EXERCISE INSTRUCTIONS: Determine the number of lines that contain the word "Read", then state that number and nothing more.

DATA SHOWN:
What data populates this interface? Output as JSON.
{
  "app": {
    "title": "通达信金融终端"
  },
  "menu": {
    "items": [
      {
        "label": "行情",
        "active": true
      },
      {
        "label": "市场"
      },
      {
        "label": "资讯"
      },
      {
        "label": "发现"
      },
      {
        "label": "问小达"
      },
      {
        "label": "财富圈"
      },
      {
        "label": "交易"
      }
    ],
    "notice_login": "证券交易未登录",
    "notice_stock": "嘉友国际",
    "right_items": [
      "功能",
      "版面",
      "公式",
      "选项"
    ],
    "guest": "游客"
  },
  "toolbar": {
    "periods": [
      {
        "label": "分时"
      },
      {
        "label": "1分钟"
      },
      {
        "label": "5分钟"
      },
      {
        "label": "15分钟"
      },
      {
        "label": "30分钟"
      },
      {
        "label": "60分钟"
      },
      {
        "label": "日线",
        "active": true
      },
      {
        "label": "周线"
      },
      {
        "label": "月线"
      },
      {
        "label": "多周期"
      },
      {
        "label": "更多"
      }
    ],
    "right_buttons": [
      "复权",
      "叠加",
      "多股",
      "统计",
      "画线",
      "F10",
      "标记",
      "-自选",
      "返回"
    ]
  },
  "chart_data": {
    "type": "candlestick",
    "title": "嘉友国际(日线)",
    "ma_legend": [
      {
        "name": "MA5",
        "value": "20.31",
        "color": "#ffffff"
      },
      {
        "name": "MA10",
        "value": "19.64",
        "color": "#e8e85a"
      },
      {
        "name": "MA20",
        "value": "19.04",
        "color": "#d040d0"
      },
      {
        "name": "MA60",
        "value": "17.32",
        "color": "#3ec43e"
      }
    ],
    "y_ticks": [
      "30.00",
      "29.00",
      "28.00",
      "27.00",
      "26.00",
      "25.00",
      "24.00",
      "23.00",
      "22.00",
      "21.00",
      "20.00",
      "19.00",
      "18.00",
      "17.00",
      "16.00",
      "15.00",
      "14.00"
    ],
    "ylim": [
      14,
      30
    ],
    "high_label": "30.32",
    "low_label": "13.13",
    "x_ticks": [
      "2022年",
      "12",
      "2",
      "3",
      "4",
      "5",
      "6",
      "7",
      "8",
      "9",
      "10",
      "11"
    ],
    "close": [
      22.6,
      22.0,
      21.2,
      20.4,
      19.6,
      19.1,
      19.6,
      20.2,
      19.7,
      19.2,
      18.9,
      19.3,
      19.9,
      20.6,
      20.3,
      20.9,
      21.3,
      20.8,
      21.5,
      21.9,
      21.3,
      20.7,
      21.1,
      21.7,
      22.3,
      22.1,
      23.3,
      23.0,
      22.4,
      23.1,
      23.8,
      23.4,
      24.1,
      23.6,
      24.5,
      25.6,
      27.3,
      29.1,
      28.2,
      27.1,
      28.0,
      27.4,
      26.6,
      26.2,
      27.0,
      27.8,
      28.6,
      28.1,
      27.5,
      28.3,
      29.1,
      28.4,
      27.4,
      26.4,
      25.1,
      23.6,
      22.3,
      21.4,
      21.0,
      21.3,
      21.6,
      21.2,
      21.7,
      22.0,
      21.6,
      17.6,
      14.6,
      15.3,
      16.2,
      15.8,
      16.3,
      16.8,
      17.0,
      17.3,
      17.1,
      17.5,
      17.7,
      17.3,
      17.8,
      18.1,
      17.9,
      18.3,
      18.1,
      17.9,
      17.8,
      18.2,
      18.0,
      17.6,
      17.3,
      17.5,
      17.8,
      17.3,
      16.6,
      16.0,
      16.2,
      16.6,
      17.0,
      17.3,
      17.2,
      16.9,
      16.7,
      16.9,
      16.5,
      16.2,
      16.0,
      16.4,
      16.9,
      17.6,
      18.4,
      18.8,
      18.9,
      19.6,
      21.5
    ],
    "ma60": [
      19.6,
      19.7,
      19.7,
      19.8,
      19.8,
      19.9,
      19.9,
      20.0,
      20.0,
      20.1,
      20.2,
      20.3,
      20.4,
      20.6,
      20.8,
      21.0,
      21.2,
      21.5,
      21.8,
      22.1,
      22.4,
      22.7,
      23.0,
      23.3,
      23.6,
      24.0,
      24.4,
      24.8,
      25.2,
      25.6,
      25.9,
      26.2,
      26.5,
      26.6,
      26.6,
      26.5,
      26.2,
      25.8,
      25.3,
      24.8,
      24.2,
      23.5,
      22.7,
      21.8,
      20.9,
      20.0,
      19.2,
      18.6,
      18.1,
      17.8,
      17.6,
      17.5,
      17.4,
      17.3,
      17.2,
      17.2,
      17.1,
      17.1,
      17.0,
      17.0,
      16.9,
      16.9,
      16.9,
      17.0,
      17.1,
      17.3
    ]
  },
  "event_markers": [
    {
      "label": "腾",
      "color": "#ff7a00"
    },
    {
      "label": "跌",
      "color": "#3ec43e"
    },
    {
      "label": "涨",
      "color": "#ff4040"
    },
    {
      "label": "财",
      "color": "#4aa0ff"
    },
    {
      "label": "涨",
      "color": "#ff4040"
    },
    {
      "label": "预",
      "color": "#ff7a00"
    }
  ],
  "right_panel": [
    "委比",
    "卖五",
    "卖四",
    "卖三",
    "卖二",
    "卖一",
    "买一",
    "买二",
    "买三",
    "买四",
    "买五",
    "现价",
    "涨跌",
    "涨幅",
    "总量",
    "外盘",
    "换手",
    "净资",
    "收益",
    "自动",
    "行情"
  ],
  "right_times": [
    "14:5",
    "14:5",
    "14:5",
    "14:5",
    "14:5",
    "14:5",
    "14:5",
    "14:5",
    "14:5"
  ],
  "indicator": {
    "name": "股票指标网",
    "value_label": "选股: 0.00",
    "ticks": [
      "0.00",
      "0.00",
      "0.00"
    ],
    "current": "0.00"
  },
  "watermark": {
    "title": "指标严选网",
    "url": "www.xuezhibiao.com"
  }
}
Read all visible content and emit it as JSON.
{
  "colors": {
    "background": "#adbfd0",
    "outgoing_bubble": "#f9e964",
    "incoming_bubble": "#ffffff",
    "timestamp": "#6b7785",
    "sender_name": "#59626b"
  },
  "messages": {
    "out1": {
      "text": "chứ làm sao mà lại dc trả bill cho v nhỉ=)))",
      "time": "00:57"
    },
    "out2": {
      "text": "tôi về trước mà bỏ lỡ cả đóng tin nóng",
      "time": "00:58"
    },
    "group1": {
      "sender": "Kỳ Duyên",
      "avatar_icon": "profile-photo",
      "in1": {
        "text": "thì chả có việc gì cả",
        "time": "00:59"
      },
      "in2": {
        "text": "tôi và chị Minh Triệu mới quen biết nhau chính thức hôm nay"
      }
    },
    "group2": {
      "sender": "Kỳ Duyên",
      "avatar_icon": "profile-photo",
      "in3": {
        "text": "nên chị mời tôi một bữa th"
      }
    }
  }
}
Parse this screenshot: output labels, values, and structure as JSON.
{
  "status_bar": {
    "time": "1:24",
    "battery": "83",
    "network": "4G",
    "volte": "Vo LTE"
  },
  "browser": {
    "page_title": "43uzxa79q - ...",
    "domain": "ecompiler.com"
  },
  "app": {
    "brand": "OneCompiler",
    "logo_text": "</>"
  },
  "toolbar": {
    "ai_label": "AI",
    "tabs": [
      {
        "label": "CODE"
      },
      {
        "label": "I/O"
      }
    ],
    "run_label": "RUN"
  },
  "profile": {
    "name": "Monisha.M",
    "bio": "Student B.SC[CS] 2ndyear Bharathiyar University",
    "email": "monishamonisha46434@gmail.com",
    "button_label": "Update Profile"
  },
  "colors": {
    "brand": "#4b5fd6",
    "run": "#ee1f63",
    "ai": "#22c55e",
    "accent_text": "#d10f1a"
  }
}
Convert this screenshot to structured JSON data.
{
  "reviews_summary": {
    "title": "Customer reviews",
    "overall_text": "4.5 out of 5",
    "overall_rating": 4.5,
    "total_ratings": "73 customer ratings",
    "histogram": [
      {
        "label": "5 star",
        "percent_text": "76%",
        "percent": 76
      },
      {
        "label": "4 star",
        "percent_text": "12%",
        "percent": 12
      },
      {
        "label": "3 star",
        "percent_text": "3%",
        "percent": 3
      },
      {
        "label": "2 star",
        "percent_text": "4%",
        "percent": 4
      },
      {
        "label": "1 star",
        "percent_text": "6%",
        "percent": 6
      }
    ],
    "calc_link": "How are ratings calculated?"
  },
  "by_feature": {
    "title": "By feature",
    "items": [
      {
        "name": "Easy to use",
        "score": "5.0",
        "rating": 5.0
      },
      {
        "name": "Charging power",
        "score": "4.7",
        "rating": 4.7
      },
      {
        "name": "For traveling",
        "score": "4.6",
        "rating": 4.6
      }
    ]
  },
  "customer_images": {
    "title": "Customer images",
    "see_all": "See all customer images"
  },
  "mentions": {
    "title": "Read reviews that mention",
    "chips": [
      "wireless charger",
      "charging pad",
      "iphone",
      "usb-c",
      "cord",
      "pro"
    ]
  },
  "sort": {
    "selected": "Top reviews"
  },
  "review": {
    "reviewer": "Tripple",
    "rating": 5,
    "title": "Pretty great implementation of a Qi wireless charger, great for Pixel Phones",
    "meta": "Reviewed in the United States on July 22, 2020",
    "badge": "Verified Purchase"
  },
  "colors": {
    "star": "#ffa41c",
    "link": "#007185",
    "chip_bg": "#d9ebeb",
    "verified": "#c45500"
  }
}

FULL RESPONSE: 2